:: Exercise details ::
Reading the listing below, count the lines that contain the word "Biletlerim" and give that count alone.
>> START Dataset rows
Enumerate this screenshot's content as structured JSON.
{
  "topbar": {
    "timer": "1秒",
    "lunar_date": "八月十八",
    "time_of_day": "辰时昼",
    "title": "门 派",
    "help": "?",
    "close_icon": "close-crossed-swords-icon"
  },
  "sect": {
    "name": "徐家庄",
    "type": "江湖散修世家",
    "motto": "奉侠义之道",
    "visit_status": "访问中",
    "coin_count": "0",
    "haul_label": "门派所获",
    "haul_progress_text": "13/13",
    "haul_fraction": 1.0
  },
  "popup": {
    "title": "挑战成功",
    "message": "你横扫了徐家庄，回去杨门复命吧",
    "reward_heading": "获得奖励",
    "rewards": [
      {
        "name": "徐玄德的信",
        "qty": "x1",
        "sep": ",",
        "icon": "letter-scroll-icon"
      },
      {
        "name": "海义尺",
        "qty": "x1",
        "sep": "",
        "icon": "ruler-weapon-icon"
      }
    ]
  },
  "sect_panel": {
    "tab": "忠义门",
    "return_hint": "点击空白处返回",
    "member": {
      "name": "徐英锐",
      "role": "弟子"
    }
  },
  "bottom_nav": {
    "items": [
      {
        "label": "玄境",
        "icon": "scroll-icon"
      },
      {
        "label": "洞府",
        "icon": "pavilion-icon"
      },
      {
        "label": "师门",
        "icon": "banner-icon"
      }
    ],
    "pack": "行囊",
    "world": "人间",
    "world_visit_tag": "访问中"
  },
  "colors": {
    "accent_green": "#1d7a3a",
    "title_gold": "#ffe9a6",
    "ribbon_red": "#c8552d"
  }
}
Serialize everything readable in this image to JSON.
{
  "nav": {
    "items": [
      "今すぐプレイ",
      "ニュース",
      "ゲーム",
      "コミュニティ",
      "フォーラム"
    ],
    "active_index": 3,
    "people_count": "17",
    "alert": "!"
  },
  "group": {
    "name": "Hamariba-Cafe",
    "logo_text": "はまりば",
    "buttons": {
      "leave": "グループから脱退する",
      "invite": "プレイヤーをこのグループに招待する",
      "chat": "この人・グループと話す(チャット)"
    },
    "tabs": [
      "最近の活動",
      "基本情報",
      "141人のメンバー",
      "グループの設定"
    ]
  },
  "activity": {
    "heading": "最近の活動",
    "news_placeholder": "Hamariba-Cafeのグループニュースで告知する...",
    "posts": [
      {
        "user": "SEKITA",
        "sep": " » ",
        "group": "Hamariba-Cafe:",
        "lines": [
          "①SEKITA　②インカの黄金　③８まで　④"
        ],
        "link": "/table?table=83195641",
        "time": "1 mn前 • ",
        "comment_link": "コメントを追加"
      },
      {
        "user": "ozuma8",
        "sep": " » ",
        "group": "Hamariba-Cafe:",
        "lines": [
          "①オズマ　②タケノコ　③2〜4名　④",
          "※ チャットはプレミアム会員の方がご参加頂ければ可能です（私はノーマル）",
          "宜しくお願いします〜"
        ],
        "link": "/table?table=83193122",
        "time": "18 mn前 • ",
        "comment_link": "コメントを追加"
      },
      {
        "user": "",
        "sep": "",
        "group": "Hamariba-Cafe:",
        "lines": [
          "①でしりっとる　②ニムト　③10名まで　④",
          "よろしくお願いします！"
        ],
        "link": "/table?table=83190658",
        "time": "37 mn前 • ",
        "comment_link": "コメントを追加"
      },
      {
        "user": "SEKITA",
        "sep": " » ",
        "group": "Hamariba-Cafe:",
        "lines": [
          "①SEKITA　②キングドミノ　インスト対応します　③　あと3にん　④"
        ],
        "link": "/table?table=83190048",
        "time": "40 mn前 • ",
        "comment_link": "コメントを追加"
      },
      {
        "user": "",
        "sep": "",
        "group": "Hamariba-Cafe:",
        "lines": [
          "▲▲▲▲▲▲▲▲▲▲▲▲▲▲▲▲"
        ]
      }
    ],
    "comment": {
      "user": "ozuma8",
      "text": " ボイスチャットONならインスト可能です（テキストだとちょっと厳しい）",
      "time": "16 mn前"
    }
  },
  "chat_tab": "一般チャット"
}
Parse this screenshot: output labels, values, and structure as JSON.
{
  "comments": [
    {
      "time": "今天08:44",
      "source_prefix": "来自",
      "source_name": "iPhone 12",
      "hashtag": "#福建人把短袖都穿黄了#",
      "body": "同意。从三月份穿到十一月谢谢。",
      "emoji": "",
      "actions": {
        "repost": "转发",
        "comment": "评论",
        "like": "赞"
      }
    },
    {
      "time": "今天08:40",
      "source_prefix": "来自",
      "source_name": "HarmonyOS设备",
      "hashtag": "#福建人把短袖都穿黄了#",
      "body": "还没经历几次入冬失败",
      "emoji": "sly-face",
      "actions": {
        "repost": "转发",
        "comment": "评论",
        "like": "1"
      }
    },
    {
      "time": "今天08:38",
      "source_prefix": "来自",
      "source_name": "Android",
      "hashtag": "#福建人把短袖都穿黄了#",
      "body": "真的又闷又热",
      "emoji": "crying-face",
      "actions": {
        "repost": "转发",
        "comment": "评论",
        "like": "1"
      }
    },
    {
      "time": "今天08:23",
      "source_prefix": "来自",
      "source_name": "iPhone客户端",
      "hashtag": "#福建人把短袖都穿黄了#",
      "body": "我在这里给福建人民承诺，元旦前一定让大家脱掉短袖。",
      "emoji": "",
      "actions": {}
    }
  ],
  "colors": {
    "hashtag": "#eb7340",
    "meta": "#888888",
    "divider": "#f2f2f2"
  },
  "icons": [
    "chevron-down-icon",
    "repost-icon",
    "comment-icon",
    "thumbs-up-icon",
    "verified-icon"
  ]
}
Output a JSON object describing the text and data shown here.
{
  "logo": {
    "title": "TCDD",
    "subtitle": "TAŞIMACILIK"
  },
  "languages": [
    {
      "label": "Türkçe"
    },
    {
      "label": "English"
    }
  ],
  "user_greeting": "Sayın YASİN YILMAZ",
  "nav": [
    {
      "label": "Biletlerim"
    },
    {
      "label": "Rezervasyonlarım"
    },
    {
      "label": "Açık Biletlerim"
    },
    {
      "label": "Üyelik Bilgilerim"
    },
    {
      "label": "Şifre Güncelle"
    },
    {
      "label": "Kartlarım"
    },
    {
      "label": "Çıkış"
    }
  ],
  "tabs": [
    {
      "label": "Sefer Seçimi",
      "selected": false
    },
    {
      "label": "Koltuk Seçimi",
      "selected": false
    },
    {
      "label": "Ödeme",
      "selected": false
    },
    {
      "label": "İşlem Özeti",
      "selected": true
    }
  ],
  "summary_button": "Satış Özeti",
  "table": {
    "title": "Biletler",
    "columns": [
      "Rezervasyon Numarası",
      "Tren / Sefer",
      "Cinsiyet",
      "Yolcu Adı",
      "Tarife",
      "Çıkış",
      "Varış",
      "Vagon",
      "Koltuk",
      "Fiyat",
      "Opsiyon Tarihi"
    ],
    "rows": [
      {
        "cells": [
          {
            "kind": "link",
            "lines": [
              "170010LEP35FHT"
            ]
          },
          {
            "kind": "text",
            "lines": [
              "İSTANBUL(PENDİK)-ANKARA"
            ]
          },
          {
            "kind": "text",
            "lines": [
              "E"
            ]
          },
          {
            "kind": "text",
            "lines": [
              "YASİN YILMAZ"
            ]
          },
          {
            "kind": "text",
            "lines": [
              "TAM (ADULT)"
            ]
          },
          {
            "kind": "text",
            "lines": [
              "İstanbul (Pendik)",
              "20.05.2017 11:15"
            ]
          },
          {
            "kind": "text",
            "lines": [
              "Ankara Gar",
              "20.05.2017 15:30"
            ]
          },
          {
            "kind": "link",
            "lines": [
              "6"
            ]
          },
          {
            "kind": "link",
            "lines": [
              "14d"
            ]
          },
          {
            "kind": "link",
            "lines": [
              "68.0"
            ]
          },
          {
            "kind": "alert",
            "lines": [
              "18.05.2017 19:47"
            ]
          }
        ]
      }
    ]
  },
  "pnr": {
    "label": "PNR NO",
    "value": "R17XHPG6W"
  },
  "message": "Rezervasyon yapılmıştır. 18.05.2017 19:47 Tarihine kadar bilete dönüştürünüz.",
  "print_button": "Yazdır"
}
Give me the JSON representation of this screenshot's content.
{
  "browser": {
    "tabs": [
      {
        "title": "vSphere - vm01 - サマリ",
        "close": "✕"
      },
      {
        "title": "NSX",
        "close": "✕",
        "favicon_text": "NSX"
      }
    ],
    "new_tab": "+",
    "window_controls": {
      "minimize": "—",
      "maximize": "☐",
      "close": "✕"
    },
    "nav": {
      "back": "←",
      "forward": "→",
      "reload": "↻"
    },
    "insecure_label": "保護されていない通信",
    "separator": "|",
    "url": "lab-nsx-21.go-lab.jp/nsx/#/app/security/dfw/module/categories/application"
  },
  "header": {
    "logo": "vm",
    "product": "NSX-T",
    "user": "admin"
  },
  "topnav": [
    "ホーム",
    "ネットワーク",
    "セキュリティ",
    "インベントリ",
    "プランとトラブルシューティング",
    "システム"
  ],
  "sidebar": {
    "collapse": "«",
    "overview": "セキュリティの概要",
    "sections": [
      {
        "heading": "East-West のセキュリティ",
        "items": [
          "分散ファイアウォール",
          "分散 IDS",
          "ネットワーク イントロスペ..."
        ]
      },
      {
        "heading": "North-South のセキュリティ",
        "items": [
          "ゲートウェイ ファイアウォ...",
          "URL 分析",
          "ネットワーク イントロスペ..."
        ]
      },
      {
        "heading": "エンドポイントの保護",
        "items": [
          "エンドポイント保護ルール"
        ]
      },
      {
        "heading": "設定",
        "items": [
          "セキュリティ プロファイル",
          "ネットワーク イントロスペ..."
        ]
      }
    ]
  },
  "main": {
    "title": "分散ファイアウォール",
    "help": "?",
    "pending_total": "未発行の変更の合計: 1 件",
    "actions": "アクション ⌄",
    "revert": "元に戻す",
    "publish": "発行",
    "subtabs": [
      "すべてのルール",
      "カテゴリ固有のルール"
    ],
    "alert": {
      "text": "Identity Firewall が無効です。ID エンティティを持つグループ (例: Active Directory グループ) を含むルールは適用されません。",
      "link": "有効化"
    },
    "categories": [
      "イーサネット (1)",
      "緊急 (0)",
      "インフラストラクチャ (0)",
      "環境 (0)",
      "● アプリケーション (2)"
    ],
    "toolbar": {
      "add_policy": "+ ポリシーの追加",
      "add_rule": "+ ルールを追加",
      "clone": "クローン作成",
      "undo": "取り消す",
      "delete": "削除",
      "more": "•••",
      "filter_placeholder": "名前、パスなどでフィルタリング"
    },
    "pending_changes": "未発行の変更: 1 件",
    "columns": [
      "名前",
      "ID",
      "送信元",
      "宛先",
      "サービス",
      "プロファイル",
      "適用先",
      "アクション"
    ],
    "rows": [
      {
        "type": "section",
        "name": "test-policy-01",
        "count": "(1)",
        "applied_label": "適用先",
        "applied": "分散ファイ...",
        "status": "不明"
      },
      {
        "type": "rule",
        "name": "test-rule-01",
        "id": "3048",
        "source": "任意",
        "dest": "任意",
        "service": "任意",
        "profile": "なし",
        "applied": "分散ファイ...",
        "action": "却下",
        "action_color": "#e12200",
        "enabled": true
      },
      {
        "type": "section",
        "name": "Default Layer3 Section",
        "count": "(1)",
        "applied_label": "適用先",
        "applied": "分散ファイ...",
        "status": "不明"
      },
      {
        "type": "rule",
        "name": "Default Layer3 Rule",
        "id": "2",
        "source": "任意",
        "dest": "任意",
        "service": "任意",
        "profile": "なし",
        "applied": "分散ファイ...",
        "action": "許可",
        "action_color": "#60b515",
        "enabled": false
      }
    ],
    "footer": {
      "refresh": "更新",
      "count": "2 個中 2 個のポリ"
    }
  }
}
>> END Dataset rows
:: Solved exercise ::
2